The task:
Output all the entries word for word. Omit the pictures.
# Material start
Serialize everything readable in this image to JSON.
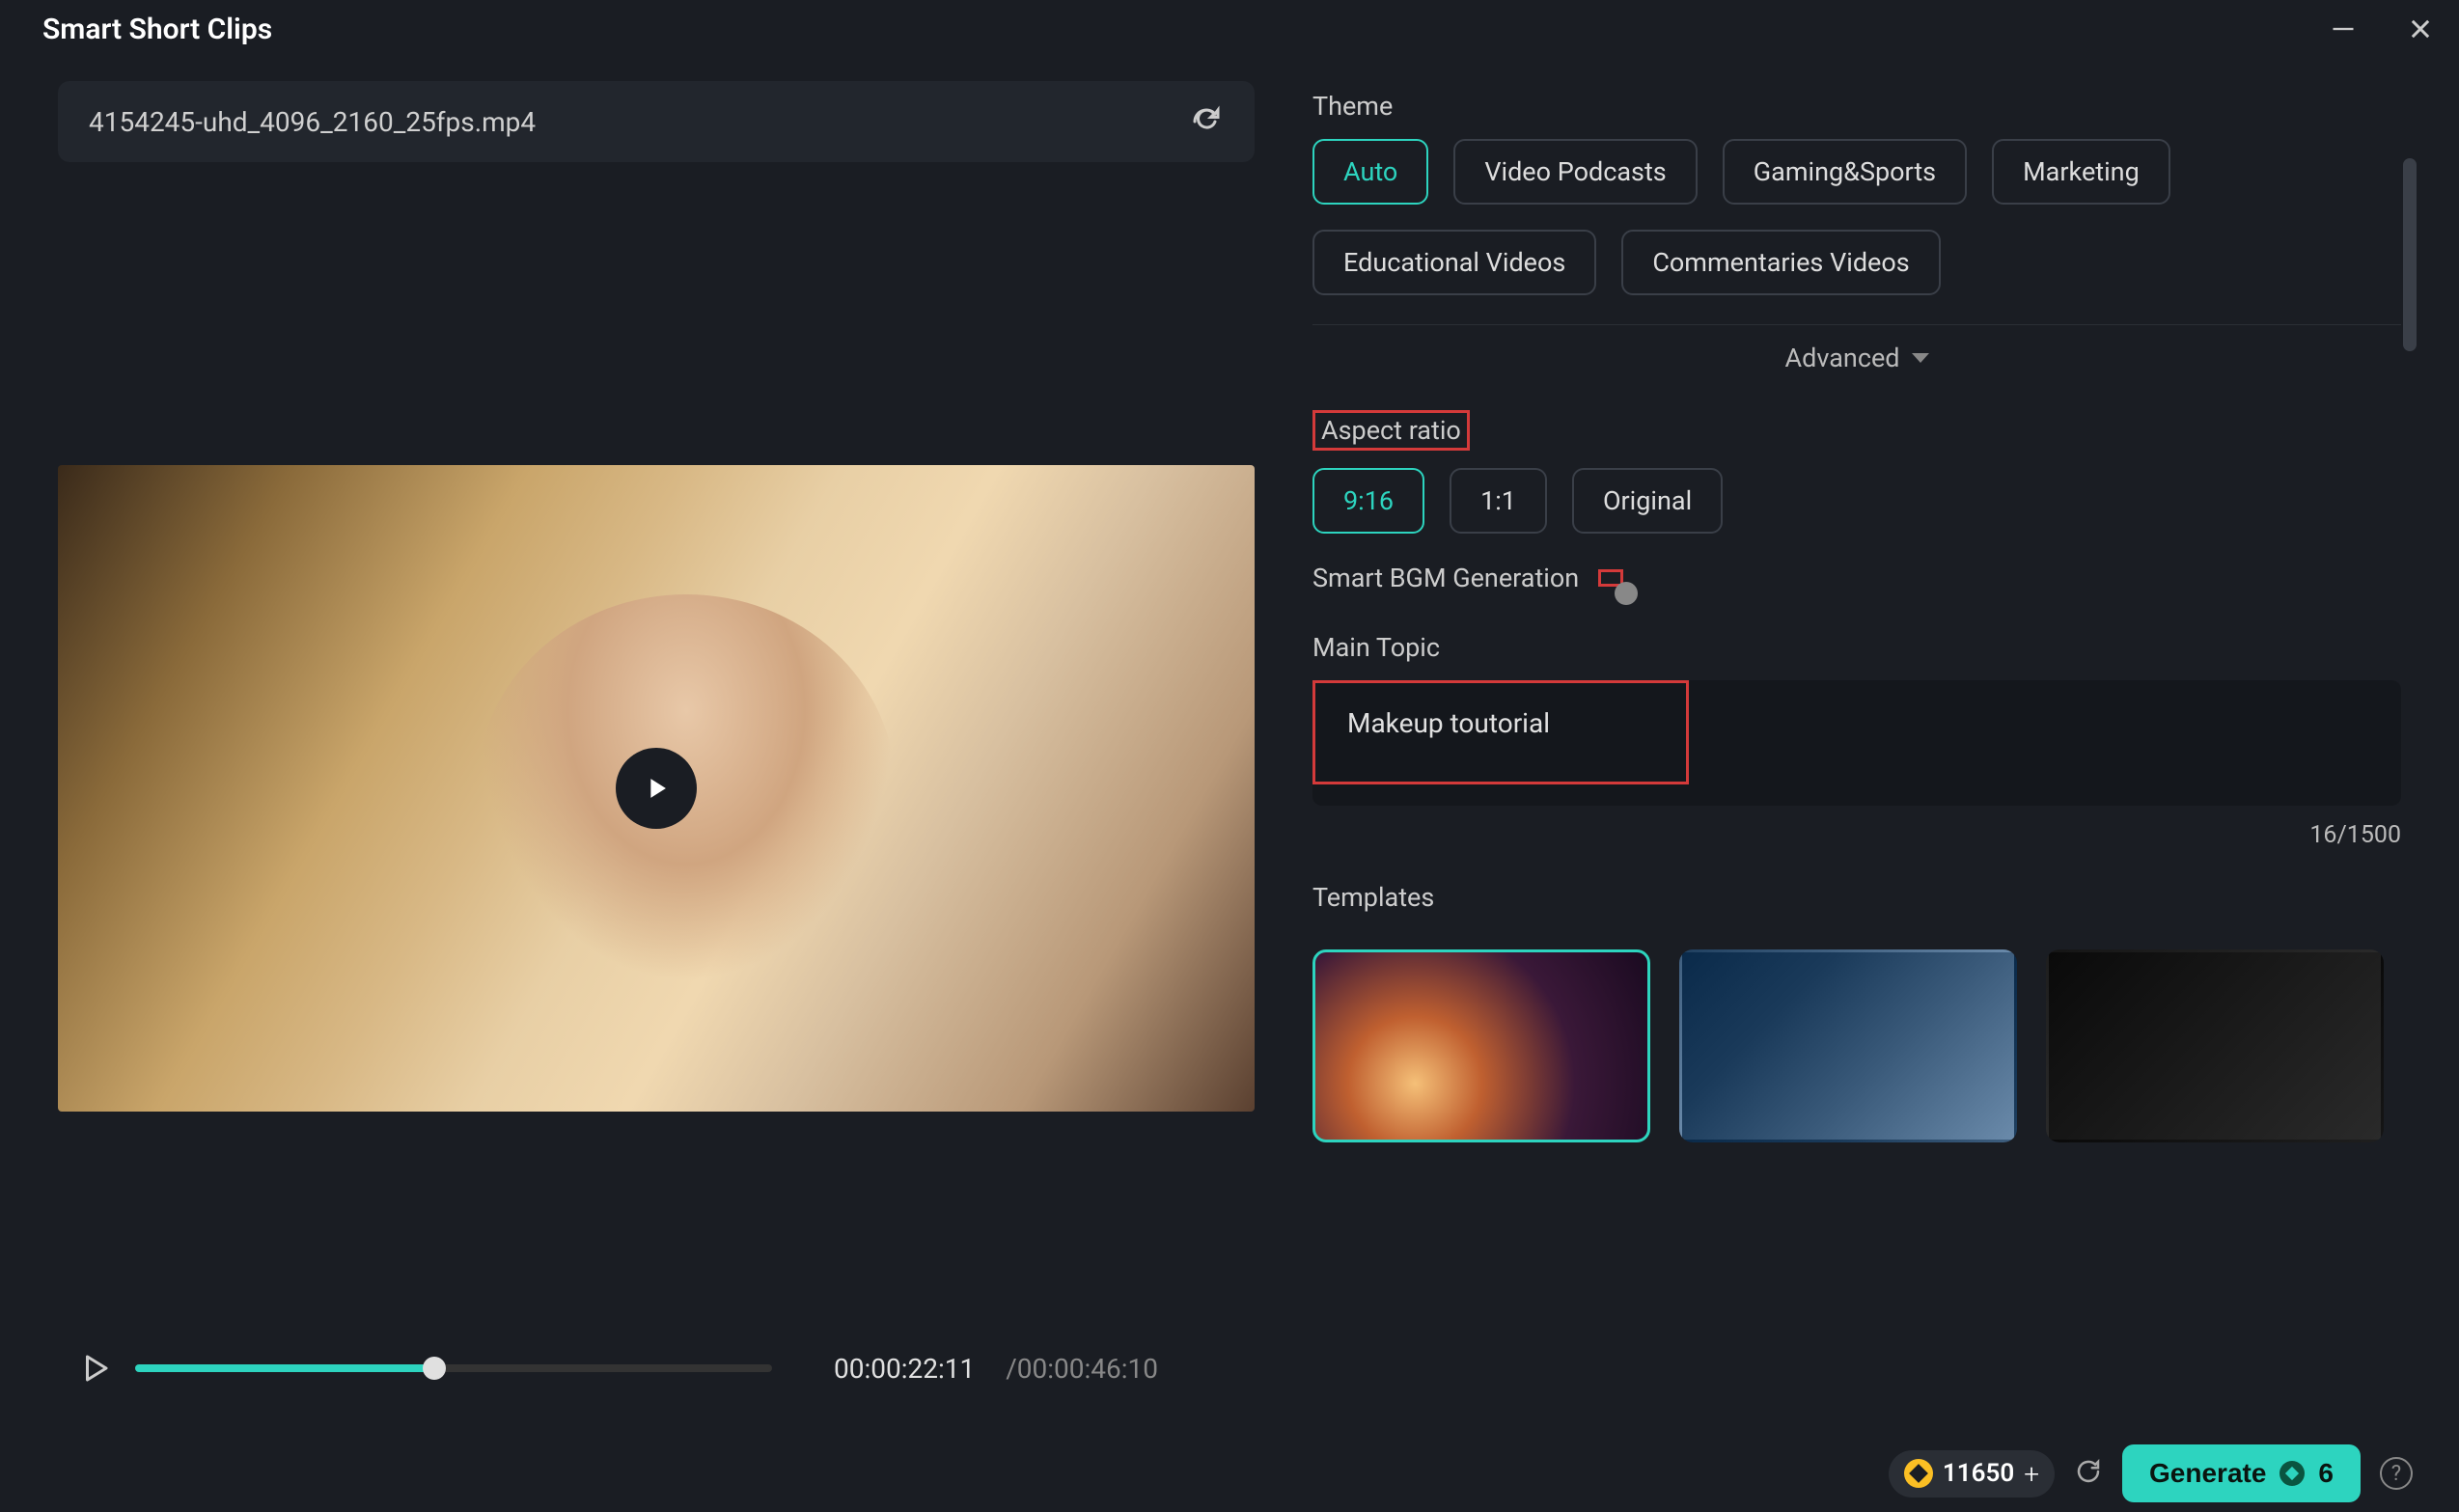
{
  "window": {
    "title": "Smart Short Clips"
  },
  "file": {
    "name": "4154245-uhd_4096_2160_25fps.mp4"
  },
  "player": {
    "current_time": "00:00:22:11",
    "total_time": "/00:00:46:10"
  },
  "theme": {
    "label": "Theme",
    "options": [
      "Auto",
      "Video Podcasts",
      "Gaming&Sports",
      "Marketing",
      "Educational Videos",
      "Commentaries Videos"
    ],
    "selected": "Auto"
  },
  "advanced": {
    "label": "Advanced"
  },
  "aspect_ratio": {
    "label": "Aspect ratio",
    "options": [
      "9:16",
      "1:1",
      "Original"
    ],
    "selected": "9:16"
  },
  "bgm": {
    "label": "Smart BGM Generation",
    "enabled": false
  },
  "main_topic": {
    "label": "Main Topic",
    "value": "Makeup toutorial",
    "char_count": "16/1500"
  },
  "templates": {
    "label": "Templates"
  },
  "footer": {
    "credits": "11650",
    "generate_label": "Generate",
    "generate_cost": "6"
  }
}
# Material end
The completed task:
Serialize everything readable in this image to JSON.
{
  "window": {
    "title": "Smart Short Clips"
  },
  "file": {
    "name": "4154245-uhd_4096_2160_25fps.mp4"
  },
  "player": {
    "current_time": "00:00:22:11",
    "total_time": "/00:00:46:10"
  },
  "theme": {
    "label": "Theme",
    "options": [
      "Auto",
      "Video Podcasts",
      "Gaming&Sports",
      "Marketing",
      "Educational Videos",
      "Commentaries Videos"
    ],
    "selected": "Auto"
  },
  "advanced": {
    "label": "Advanced"
  },
  "aspect_ratio": {
    "label": "Aspect ratio",
    "options": [
      "9:16",
      "1:1",
      "Original"
    ],
    "selected": "9:16"
  },
  "bgm": {
    "label": "Smart BGM Generation",
    "enabled": false
  },
  "main_topic": {
    "label": "Main Topic",
    "value": "Makeup toutorial",
    "char_count": "16/1500"
  },
  "templates": {
    "label": "Templates"
  },
  "footer": {
    "credits": "11650",
    "generate_label": "Generate",
    "generate_cost": "6"
  }
}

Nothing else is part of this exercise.